◆ **Instructions for the task**: Search the material for the word "etwa" and report each line where it turns up.

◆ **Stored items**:

—————

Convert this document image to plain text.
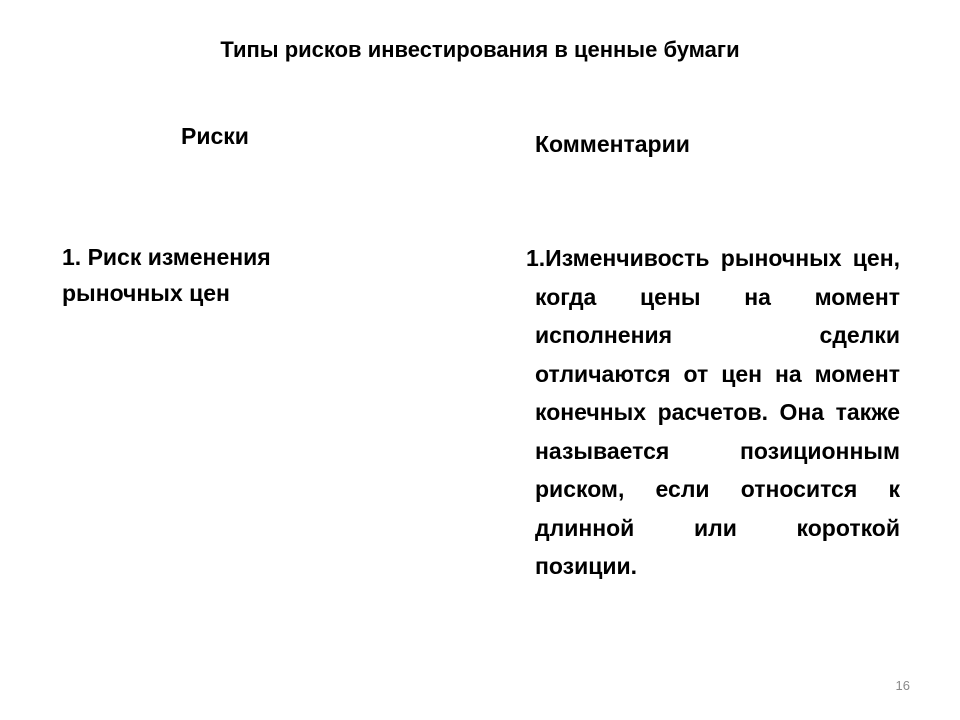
Типы рисков инвестирования в ценные бумаги
Риски	Комментарии
1. Риск изменения рыночных цен
1.Изменчивость рыночных цен, когда цены на момент исполнения сделки отличаются от цен на момент конечных расчетов. Она также называется позиционным риском, если относится к длинной или короткой позиции.
16
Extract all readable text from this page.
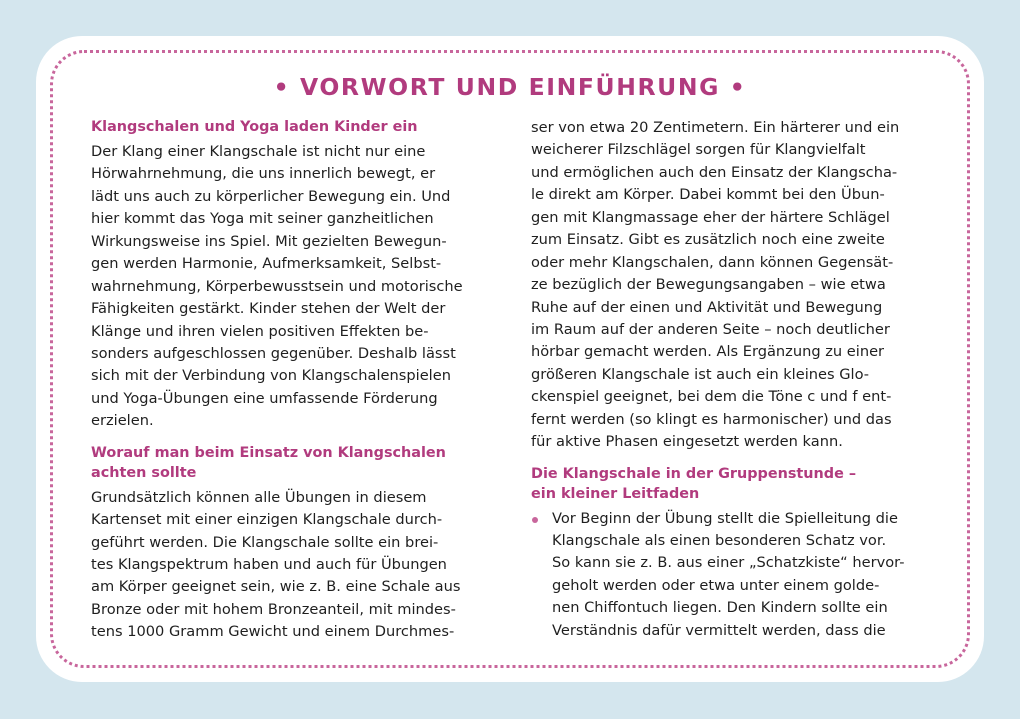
• VORWORT UND EINFÜHRUNG •
Klangschalen und Yoga laden Kinder ein
Der Klang einer Klangschale ist nicht nur eine
Hörwahrnehmung, die uns innerlich bewegt, er
lädt uns auch zu körperlicher Bewegung ein. Und
hier kommt das Yoga mit seiner ganzheitlichen
Wirkungsweise ins Spiel. Mit gezielten Bewegun-
gen werden Harmonie, Aufmerksamkeit, Selbst-
wahrnehmung, Körperbewusstsein und motorische
Fähigkeiten gestärkt. Kinder stehen der Welt der
Klänge und ihren vielen positiven Effekten be-
sonders aufgeschlossen gegenüber. Deshalb lässt
sich mit der Verbindung von Klangschalenspielen
und Yoga-Übungen eine umfassende Förderung
erzielen.
Worauf man beim Einsatz von Klangschalen
achten sollte
Grundsätzlich können alle Übungen in diesem
Kartenset mit einer einzigen Klangschale durch-
geführt werden. Die Klangschale sollte ein brei-
tes Klangspektrum haben und auch für Übungen
am Körper geeignet sein, wie z. B. eine Schale aus
Bronze oder mit hohem Bronzeanteil, mit mindes-
tens 1000 Gramm Gewicht und einem Durchmes-
ser von etwa 20 Zentimetern. Ein härterer und ein
weicherer Filzschlägel sorgen für Klangvielfalt
und ermöglichen auch den Einsatz der Klangscha-
le direkt am Körper. Dabei kommt bei den Übun-
gen mit Klangmassage eher der härtere Schlägel
zum Einsatz. Gibt es zusätzlich noch eine zweite
oder mehr Klangschalen, dann können Gegensät-
ze bezüglich der Bewegungsangaben – wie etwa
Ruhe auf der einen und Aktivität und Bewegung
im Raum auf der anderen Seite – noch deutlicher
hörbar gemacht werden. Als Ergänzung zu einer
größeren Klangschale ist auch ein kleines Glo-
ckenspiel geeignet, bei dem die Töne c und f ent-
fernt werden (so klingt es harmonischer) und das
für aktive Phasen eingesetzt werden kann.
Die Klangschale in der Gruppenstunde –
ein kleiner Leitfaden
Vor Beginn der Übung stellt die Spielleitung die
Klangschale als einen besonderen Schatz vor.
So kann sie z. B. aus einer „Schatzkiste“ hervor-
geholt werden oder etwa unter einem golde-
nen Chiffontuch liegen. Den Kindern sollte ein
Verständnis dafür vermittelt werden, dass die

—————

◆ **Full answer**:
ser von etwa 20 Zentimetern. Ein härterer und ein
ze bezüglich der Bewegungsangaben – wie etwa
geholt werden oder etwa unter einem golde-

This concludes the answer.